Material provided →
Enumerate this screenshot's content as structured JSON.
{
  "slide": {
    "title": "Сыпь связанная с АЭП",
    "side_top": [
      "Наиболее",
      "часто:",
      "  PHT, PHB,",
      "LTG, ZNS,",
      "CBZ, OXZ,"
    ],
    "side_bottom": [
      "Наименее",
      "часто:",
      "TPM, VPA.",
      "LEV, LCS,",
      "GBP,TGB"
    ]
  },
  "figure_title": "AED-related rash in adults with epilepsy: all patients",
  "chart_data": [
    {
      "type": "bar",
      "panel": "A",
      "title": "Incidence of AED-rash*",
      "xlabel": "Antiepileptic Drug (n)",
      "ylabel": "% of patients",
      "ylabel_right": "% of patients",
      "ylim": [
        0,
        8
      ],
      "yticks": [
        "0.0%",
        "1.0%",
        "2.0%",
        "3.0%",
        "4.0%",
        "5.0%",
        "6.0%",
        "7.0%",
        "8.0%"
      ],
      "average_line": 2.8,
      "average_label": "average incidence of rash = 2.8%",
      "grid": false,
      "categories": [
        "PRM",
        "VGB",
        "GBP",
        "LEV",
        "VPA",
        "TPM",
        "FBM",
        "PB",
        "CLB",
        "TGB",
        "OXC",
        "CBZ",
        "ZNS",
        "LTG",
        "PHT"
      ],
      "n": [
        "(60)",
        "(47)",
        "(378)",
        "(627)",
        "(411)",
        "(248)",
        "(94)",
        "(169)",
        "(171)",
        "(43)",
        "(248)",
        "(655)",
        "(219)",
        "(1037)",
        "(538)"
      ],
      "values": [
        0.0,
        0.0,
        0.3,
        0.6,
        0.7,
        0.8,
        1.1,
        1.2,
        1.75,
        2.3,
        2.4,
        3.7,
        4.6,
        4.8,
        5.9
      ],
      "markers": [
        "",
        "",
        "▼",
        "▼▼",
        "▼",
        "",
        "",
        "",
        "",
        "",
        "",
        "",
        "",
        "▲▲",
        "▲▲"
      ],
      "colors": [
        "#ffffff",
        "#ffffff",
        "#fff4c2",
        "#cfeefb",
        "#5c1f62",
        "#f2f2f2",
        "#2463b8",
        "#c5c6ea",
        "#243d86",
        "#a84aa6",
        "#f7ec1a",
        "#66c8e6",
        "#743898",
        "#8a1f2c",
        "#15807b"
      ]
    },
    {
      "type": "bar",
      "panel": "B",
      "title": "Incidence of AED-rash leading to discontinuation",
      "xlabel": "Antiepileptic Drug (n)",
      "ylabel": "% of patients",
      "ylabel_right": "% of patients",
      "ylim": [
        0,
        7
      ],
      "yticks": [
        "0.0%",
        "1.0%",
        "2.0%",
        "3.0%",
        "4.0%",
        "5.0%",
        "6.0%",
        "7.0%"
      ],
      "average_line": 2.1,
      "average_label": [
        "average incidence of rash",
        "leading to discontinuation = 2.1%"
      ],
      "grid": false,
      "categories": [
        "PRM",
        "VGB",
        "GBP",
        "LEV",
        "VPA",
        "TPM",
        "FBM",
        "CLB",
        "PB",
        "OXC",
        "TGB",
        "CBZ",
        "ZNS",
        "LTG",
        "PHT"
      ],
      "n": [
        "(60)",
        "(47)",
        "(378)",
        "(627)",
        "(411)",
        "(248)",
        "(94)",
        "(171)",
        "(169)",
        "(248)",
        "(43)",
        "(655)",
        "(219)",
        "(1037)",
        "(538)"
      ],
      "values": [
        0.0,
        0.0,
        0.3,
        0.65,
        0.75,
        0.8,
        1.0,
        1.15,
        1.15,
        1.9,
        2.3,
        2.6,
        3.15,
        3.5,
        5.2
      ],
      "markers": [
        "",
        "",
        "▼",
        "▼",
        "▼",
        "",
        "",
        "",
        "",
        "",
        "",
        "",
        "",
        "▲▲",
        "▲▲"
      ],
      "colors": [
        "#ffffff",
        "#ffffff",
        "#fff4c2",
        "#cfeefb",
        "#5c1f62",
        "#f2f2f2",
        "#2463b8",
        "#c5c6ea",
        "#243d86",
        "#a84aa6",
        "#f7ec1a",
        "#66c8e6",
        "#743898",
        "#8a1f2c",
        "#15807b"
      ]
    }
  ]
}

How to complete this task → Would you report every line of the entries above containing the word "leading"?

Result of the exercise →
      "title": "Incidence of AED-rash leading to discontinuation",
        "leading to discontinuation = 2.1%"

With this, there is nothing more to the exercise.